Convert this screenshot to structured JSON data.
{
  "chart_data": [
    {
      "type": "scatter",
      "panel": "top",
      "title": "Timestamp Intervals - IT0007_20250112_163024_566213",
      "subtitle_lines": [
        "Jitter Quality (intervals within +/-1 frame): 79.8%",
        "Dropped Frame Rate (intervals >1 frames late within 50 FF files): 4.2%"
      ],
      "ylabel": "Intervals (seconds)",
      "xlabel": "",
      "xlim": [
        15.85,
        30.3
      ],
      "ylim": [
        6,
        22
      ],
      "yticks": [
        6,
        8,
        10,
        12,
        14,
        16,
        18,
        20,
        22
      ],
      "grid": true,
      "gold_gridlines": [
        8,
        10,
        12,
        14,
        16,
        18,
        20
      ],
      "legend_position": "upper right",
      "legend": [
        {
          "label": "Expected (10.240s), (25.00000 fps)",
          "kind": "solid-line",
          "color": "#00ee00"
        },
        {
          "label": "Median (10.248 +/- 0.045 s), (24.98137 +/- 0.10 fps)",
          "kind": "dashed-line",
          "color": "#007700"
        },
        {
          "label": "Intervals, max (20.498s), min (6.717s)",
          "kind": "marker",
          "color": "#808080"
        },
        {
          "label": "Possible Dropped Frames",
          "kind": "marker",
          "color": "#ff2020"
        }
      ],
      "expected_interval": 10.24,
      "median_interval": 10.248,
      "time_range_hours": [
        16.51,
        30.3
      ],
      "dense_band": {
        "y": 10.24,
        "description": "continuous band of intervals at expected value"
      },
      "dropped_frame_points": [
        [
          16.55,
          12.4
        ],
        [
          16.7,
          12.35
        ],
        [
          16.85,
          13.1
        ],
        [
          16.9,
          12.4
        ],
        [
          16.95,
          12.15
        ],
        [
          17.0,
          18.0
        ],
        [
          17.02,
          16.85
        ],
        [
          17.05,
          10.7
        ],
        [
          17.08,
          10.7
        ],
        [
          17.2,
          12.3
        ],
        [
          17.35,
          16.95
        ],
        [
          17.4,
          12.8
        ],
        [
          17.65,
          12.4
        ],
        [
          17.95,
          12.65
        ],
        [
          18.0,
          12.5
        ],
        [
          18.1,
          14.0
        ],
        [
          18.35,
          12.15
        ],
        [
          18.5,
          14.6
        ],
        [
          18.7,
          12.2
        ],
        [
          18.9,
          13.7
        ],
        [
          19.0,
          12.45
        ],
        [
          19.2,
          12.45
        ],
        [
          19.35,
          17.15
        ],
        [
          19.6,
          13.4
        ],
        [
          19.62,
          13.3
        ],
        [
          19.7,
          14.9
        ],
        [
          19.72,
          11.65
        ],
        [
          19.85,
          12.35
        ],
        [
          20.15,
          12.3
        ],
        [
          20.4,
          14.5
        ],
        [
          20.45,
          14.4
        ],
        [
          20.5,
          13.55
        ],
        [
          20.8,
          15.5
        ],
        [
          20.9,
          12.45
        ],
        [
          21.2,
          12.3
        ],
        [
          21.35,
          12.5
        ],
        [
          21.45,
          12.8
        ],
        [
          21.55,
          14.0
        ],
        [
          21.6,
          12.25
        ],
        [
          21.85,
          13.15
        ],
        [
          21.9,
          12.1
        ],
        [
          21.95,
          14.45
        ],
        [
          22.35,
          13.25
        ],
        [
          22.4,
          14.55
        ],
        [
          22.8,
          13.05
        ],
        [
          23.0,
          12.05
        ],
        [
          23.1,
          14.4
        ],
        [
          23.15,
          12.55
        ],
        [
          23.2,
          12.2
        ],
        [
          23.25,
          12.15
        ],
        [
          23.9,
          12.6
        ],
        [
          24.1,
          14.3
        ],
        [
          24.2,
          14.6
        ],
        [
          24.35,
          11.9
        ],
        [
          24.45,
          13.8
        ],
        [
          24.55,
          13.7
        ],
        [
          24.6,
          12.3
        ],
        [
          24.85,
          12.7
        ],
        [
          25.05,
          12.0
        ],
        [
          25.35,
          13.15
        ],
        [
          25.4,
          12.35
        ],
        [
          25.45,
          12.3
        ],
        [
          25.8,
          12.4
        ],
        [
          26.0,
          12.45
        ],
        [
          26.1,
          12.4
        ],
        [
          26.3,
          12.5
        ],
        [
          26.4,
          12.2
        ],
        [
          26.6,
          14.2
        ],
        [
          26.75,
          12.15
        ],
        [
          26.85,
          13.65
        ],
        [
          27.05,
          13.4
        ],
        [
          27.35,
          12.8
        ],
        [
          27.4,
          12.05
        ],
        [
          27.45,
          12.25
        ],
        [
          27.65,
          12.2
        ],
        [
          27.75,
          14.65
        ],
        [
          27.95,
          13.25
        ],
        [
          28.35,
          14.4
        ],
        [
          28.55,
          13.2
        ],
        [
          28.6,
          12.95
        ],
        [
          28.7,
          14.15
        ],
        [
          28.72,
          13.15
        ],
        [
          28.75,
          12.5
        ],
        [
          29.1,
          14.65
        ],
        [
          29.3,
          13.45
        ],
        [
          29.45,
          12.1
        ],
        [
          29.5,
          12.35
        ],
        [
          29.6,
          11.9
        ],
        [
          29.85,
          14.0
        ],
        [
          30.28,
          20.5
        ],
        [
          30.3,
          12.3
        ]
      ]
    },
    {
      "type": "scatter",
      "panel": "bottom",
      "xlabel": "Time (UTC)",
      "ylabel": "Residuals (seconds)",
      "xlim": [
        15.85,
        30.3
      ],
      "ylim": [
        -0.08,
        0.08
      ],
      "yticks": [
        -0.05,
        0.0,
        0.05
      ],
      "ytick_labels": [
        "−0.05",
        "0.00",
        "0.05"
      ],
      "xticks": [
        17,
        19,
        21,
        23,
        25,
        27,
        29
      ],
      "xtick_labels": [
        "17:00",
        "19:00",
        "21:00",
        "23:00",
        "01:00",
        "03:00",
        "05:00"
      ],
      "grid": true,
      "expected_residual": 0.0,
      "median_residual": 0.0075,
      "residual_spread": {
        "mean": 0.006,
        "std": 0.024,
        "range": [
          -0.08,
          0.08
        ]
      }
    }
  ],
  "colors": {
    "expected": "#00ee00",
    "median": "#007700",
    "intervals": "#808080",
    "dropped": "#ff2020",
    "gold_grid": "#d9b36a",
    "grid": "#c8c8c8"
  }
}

**INSTRUCTION:** Set out every line from the material that contains the string "kind".

**OUTPUT OF THE EXERCISE:**
          "kind": "solid-line",
          "kind": "dashed-line",
          "kind": "marker",
          "kind": "marker",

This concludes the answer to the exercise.